#### [Stated exercise]
Work through the data line by line, gathering every line that has the word "document".

◇ ◇ ◇

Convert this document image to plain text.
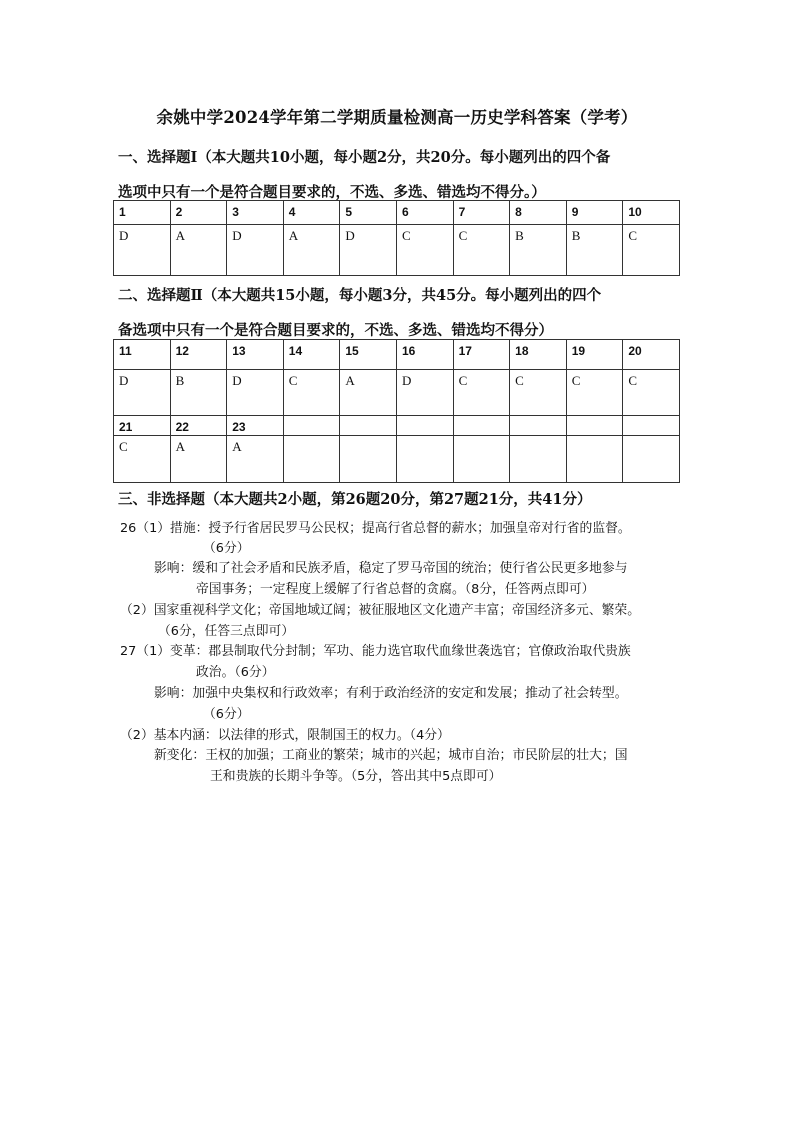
余姚中学2024学年第二学期质量检测高一历史学科答案（学考）
一、选择题Ⅰ（本大题共10小题，每小题2分，共20分。每小题列出的四个备
选项中只有一个是符合题目要求的，不选、多选、错选均不得分。）
1	2	3	4	5	6	7	8	9	10
D	A	D	A	D	C	C	B	B	C
二、选择题Ⅱ（本大题共15小题，每小题3分，共45分。每小题列出的四个
备选项中只有一个是符合题目要求的，不选、多选、错选均不得分）
11	12	13	14	15	16	17	18	19	20
D	B	D	C	A	D	C	C	C	C
21	22	23							
C	A	A							
三、非选择题（本大题共2小题，第26题20分，第27题21分，共41分）
26（1）措施：授予行省居民罗马公民权；提高行省总督的薪水；加强皇帝对行省的监督。
（6分）
影响：缓和了社会矛盾和民族矛盾，稳定了罗马帝国的统治；使行省公民更多地参与
帝国事务；一定程度上缓解了行省总督的贪腐。（8分，任答两点即可）
（2）国家重视科学文化；帝国地域辽阔；被征服地区文化遗产丰富；帝国经济多元、繁荣。
（6分，任答三点即可）
27（1）变革：郡县制取代分封制；军功、能力选官取代血缘世袭选官；官僚政治取代贵族
政治。（6分）
影响：加强中央集权和行政效率；有利于政治经济的安定和发展；推动了社会转型。
（6分）
（2）基本内涵：以法律的形式，限制国王的权力。（4分）
新变化：王权的加强；工商业的繁荣；城市的兴起；城市自治；市民阶层的壮大；国
王和贵族的长期斗争等。（5分，答出其中5点即可）
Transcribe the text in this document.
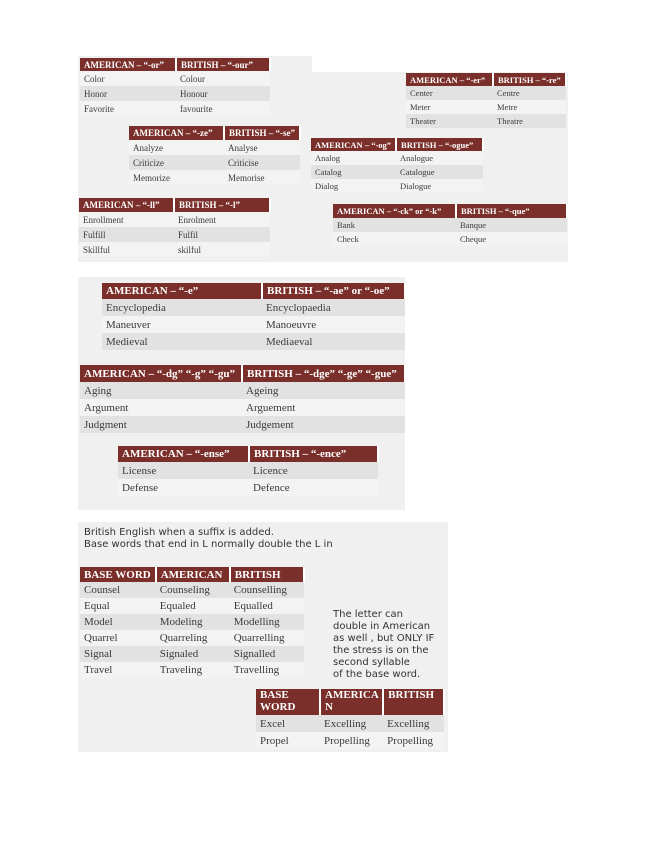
AMERICAN – “-or”	BRITISH – “-our”
Color	Colour
Honor	Honour
Favorite	favourite
AMERICAN – “-er”	BRITISH – “-re”
Center	Centre
Meter	Metre
Theater	Theatre
AMERICAN – “-ze”	BRITISH – “-se”
Analyze	Analyse
Criticize	Criticise
Memorize	Memorise
AMERICAN – “-og”	BRITISH – “-ogue”
Analog	Analogue
Catalog	Catalogue
Dialog	Dialogue
AMERICAN – “-ll”	BRITISH – “-l”
Enrollment	Enrolment
Fulfill	Fulfil
Skillful	skilful
AMERICAN – “-ck” or “-k”	BRITISH – “-que”
Bank	Banque
Check	Cheque
AMERICAN – “-e”	BRITISH – “-ae” or “-oe”
Encyclopedia	Encyclopaedia
Maneuver	Manoeuvre
Medieval	Mediaeval
AMERICAN – “-dg” “-g” “-gu”	BRITISH – “-dge” “-ge” “-gue”
Aging	Ageing
Argument	Arguement
Judgment	Judgement
AMERICAN – “-ense”	BRITISH – “-ence”
License	Licence
Defense	Defence
British English when a suffix is added.
Base words that end in L normally double the L in
BASE WORD	AMERICAN	BRITISH
Counsel	Counseling	Counselling
Equal	Equaled	Equalled
Model	Modeling	Modelling
Quarrel	Quarreling	Quarrelling
Signal	Signaled	Signalled
Travel	Traveling	Travelling
The letter can
double in American
as well , but ONLY IF
the stress is on the
second syllable
of the base word.
BASE WORD	AMERICA N	BRITISH
Excel	Excelling	Excelling
Propel	Propelling	Propelling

◇ ◇ ◇

#### [Expected answer]
Convert this document image to plain text.
Transcribe the text in this document.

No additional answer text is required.